Task goal: Repeat every record below exactly, but leave out any pictures.

Entries:

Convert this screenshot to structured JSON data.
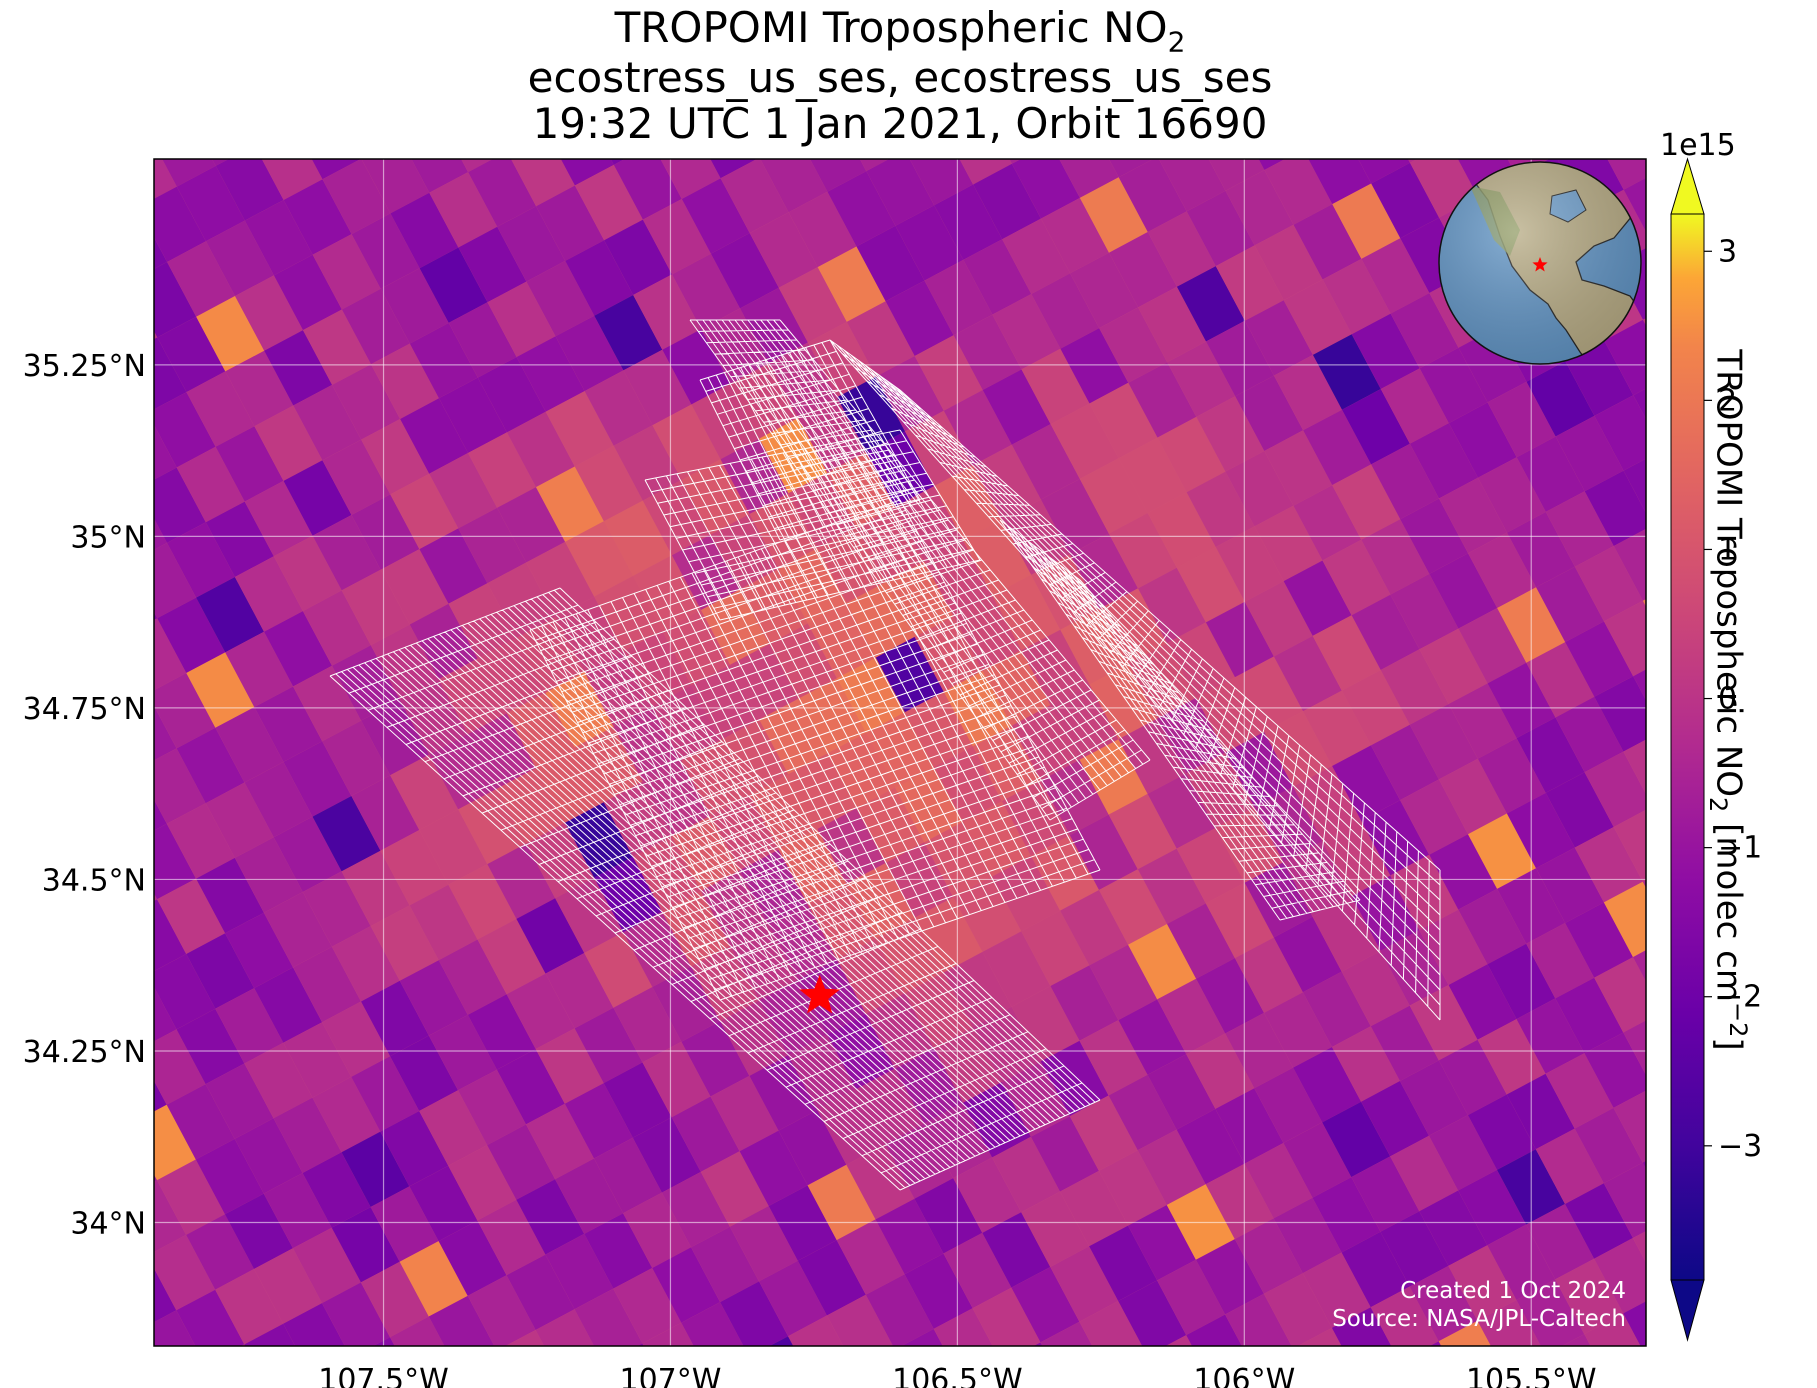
{
  "title": {
    "line1_prefix": "TROPOMI Tropospheric NO",
    "line1_sub": "2",
    "line2": "ecostress_us_ses, ecostress_us_ses",
    "line3": "19:32 UTC 1 Jan 2021, Orbit 16690"
  },
  "map": {
    "lon_range": [
      -107.9,
      -105.3
    ],
    "lat_range": [
      33.82,
      35.55
    ],
    "x_ticks": [
      {
        "value": -107.5,
        "label": "107.5°W"
      },
      {
        "value": -107.0,
        "label": "107°W"
      },
      {
        "value": -106.5,
        "label": "106.5°W"
      },
      {
        "value": -106.0,
        "label": "106°W"
      },
      {
        "value": -105.5,
        "label": "105.5°W"
      }
    ],
    "y_ticks": [
      {
        "value": 35.25,
        "label": "35.25°N"
      },
      {
        "value": 35.0,
        "label": "35°N"
      },
      {
        "value": 34.75,
        "label": "34.75°N"
      },
      {
        "value": 34.5,
        "label": "34.5°N"
      },
      {
        "value": 34.25,
        "label": "34.25°N"
      },
      {
        "value": 34.0,
        "label": "34°N"
      }
    ],
    "gridlines": true,
    "site_marker": {
      "lon": -106.74,
      "lat": 34.33,
      "color": "#ff0000",
      "shape": "star"
    }
  },
  "colorbar": {
    "range": [
      -3.9,
      3.25
    ],
    "extend": "both",
    "colormap": "plasma",
    "scale_label": "1e15",
    "ticks": [
      -3,
      -2,
      -1,
      0,
      1,
      2,
      3
    ],
    "label_prefix": "TROPOMI Tropospheric NO",
    "label_sub": "2",
    "label_mid": " [molec cm",
    "label_sup": "−2",
    "label_end": "]"
  },
  "inset_globe": {
    "view": "North America",
    "marker_color": "#ff0000"
  },
  "credits": {
    "created": "Created 1 Oct 2024",
    "source": "Source: NASA/JPL-Caltech"
  }
}
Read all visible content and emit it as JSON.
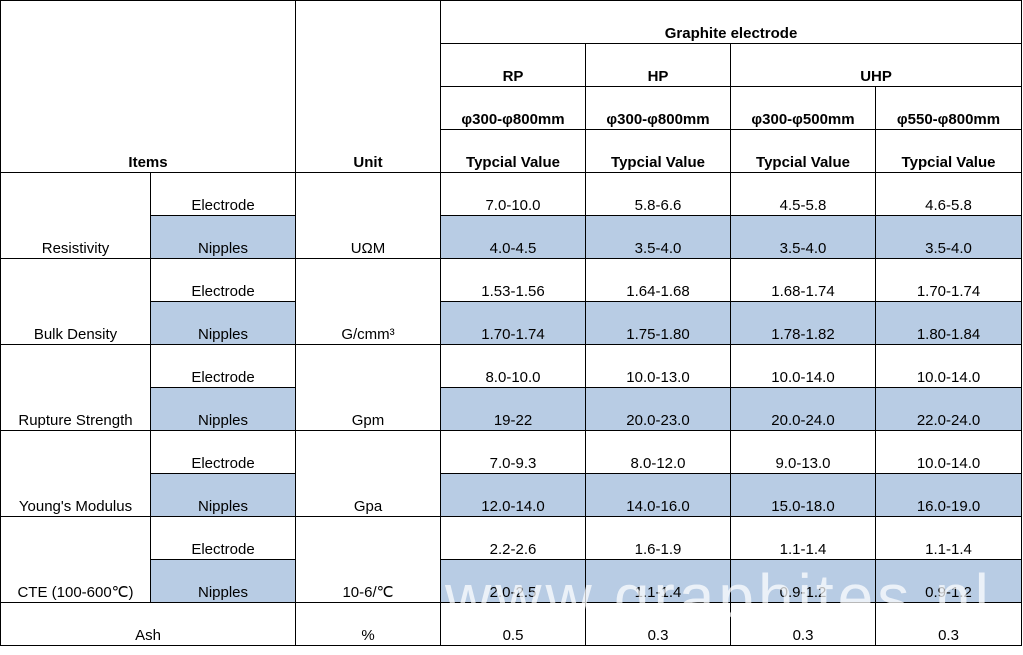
{
  "table": {
    "group_header": "Graphite electrode",
    "items_header": "Items",
    "unit_header": "Unit",
    "grades": {
      "rp": "RP",
      "hp": "HP",
      "uhp": "UHP"
    },
    "diameters": [
      "φ300-φ800mm",
      "φ300-φ800mm",
      "φ300-φ500mm",
      "φ550-φ800mm"
    ],
    "value_label": "Typcial Value",
    "rows": [
      {
        "item": "Resistivity",
        "unit": "UΩM",
        "electrode": {
          "label": "Electrode",
          "values": [
            "7.0-10.0",
            "5.8-6.6",
            "4.5-5.8",
            "4.6-5.8"
          ]
        },
        "nipples": {
          "label": "Nipples",
          "values": [
            "4.0-4.5",
            "3.5-4.0",
            "3.5-4.0",
            "3.5-4.0"
          ]
        }
      },
      {
        "item": "Bulk Density",
        "unit": "G/cmm³",
        "electrode": {
          "label": "Electrode",
          "values": [
            "1.53-1.56",
            "1.64-1.68",
            "1.68-1.74",
            "1.70-1.74"
          ]
        },
        "nipples": {
          "label": "Nipples",
          "values": [
            "1.70-1.74",
            "1.75-1.80",
            "1.78-1.82",
            "1.80-1.84"
          ]
        }
      },
      {
        "item": "Rupture Strength",
        "unit": "Gpm",
        "electrode": {
          "label": "Electrode",
          "values": [
            "8.0-10.0",
            "10.0-13.0",
            "10.0-14.0",
            "10.0-14.0"
          ]
        },
        "nipples": {
          "label": "Nipples",
          "values": [
            "19-22",
            "20.0-23.0",
            "20.0-24.0",
            "22.0-24.0"
          ]
        }
      },
      {
        "item": "Young's Modulus",
        "unit": "Gpa",
        "electrode": {
          "label": "Electrode",
          "values": [
            "7.0-9.3",
            "8.0-12.0",
            "9.0-13.0",
            "10.0-14.0"
          ]
        },
        "nipples": {
          "label": "Nipples",
          "values": [
            "12.0-14.0",
            "14.0-16.0",
            "15.0-18.0",
            "16.0-19.0"
          ]
        }
      },
      {
        "item": "CTE (100-600℃)",
        "unit": "10-6/℃",
        "electrode": {
          "label": "Electrode",
          "values": [
            "2.2-2.6",
            "1.6-1.9",
            "1.1-1.4",
            "1.1-1.4"
          ]
        },
        "nipples": {
          "label": "Nipples",
          "values": [
            "2.0-2.5",
            "1.1-1.4",
            "0.9-1.2",
            "0.9-1.2"
          ]
        }
      }
    ],
    "ash": {
      "item": "Ash",
      "unit": "%",
      "values": [
        "0.5",
        "0.3",
        "0.3",
        "0.3"
      ]
    }
  },
  "watermark": "www.graphites.nl",
  "colors": {
    "nipple_shade": "#b8cce4",
    "border": "#000000"
  }
}
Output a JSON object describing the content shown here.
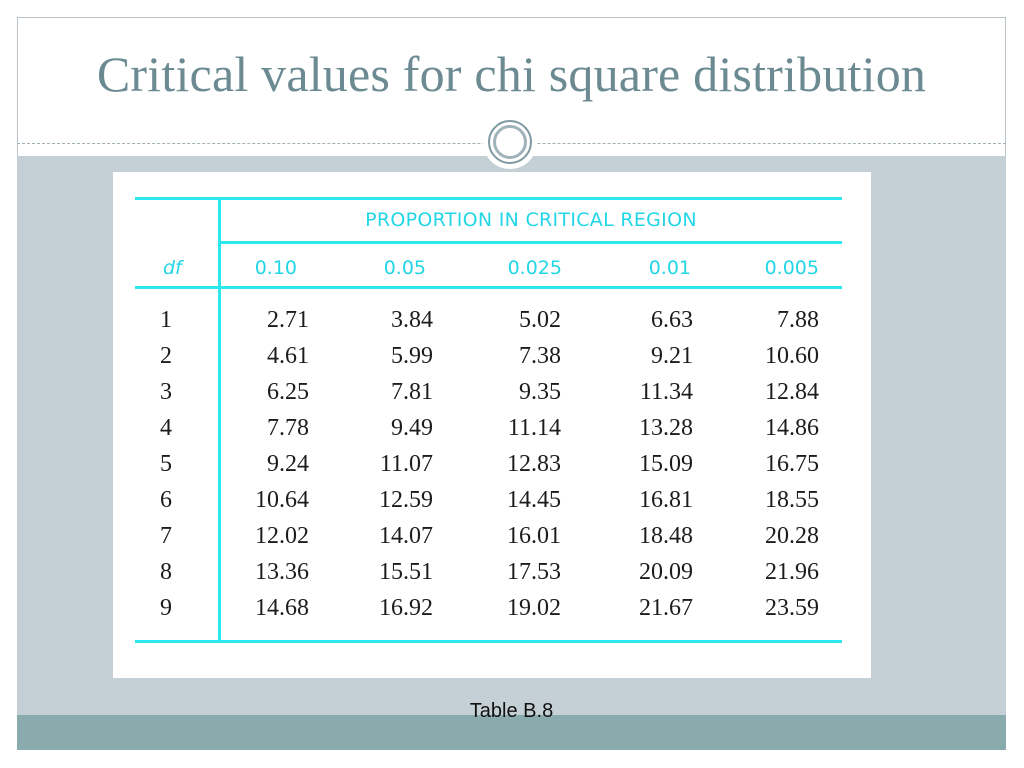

Response:
Convert this screenshot to structured JSON data.
{
  "title": {
    "line1_prefix": "TROPOMI Tropospheric NO",
    "line1_sub": "2",
    "line2": "ecostress_us_ses, ecostress_us_ses",
    "line3": "19:32 UTC 1 Jan 2021, Orbit 16690"
  },
  "map": {
    "lon_range": [
      -107.9,
      -105.3
    ],
    "lat_range": [
      33.82,
      35.55
    ],
    "x_ticks": [
      {
        "value": -107.5,
        "label": "107.5°W"
      },
      {
        "value": -107.0,
        "label": "107°W"
      },
      {
        "value": -106.5,
        "label": "106.5°W"
      },
      {
        "value": -106.0,
        "label": "106°W"
      },
      {
        "value": -105.5,
        "label": "105.5°W"
      }
    ],
    "y_ticks": [
      {
        "value": 35.25,
        "label": "35.25°N"
      },
      {
        "value": 35.0,
        "label": "35°N"
      },
      {
        "value": 34.75,
        "label": "34.75°N"
      },
      {
        "value": 34.5,
        "label": "34.5°N"
      },
      {
        "value": 34.25,
        "label": "34.25°N"
      },
      {
        "value": 34.0,
        "label": "34°N"
      }
    ],
    "gridlines": true,
    "site_marker": {
      "lon": -106.74,
      "lat": 34.33,
      "color": "#ff0000",
      "shape": "star"
    }
  },
  "colorbar": {
    "range": [
      -3.9,
      3.25
    ],
    "extend": "both",
    "colormap": "plasma",
    "scale_label": "1e15",
    "ticks": [
      -3,
      -2,
      -1,
      0,
      1,
      2,
      3
    ],
    "label_prefix": "TROPOMI Tropospheric NO",
    "label_sub": "2",
    "label_mid": " [molec cm",
    "label_sup": "−2",
    "label_end": "]"
  },
  "inset_globe": {
    "view": "North America",
    "marker_color": "#ff0000"
  },
  "credits": {
    "created": "Created 1 Oct 2024",
    "source": "Source: NASA/JPL-Caltech"
  }
}
Read all visible content and emit it as JSON.
{
  "table": {
    "group_header": "Graphite electrode",
    "items_header": "Items",
    "unit_header": "Unit",
    "grades": {
      "rp": "RP",
      "hp": "HP",
      "uhp": "UHP"
    },
    "diameters": [
      "φ300-φ800mm",
      "φ300-φ800mm",
      "φ300-φ500mm",
      "φ550-φ800mm"
    ],
    "value_label": "Typcial Value",
    "rows": [
      {
        "item": "Resistivity",
        "unit": "UΩM",
        "electrode": {
          "label": "Electrode",
          "values": [
            "7.0-10.0",
            "5.8-6.6",
            "4.5-5.8",
            "4.6-5.8"
          ]
        },
        "nipples": {
          "label": "Nipples",
          "values": [
            "4.0-4.5",
            "3.5-4.0",
            "3.5-4.0",
            "3.5-4.0"
          ]
        }
      },
      {
        "item": "Bulk Density",
        "unit": "G/cmm³",
        "electrode": {
          "label": "Electrode",
          "values": [
            "1.53-1.56",
            "1.64-1.68",
            "1.68-1.74",
            "1.70-1.74"
          ]
        },
        "nipples": {
          "label": "Nipples",
          "values": [
            "1.70-1.74",
            "1.75-1.80",
            "1.78-1.82",
            "1.80-1.84"
          ]
        }
      },
      {
        "item": "Rupture Strength",
        "unit": "Gpm",
        "electrode": {
          "label": "Electrode",
          "values": [
            "8.0-10.0",
            "10.0-13.0",
            "10.0-14.0",
            "10.0-14.0"
          ]
        },
        "nipples": {
          "label": "Nipples",
          "values": [
            "19-22",
            "20.0-23.0",
            "20.0-24.0",
            "22.0-24.0"
          ]
        }
      },
      {
        "item": "Young's Modulus",
        "unit": "Gpa",
        "electrode": {
          "label": "Electrode",
          "values": [
            "7.0-9.3",
            "8.0-12.0",
            "9.0-13.0",
            "10.0-14.0"
          ]
        },
        "nipples": {
          "label": "Nipples",
          "values": [
            "12.0-14.0",
            "14.0-16.0",
            "15.0-18.0",
            "16.0-19.0"
          ]
        }
      },
      {
        "item": "CTE (100-600℃)",
        "unit": "10-6/℃",
        "electrode": {
          "label": "Electrode",
          "values": [
            "2.2-2.6",
            "1.6-1.9",
            "1.1-1.4",
            "1.1-1.4"
          ]
        },
        "nipples": {
          "label": "Nipples",
          "values": [
            "2.0-2.5",
            "1.1-1.4",
            "0.9-1.2",
            "0.9-1.2"
          ]
        }
      }
    ],
    "ash": {
      "item": "Ash",
      "unit": "%",
      "values": [
        "0.5",
        "0.3",
        "0.3",
        "0.3"
      ]
    }
  },
  "watermark": "www.graphites.nl",
  "colors": {
    "nipple_shade": "#b8cce4",
    "border": "#000000"
  }
}
Output a JSON object describing the content shown here.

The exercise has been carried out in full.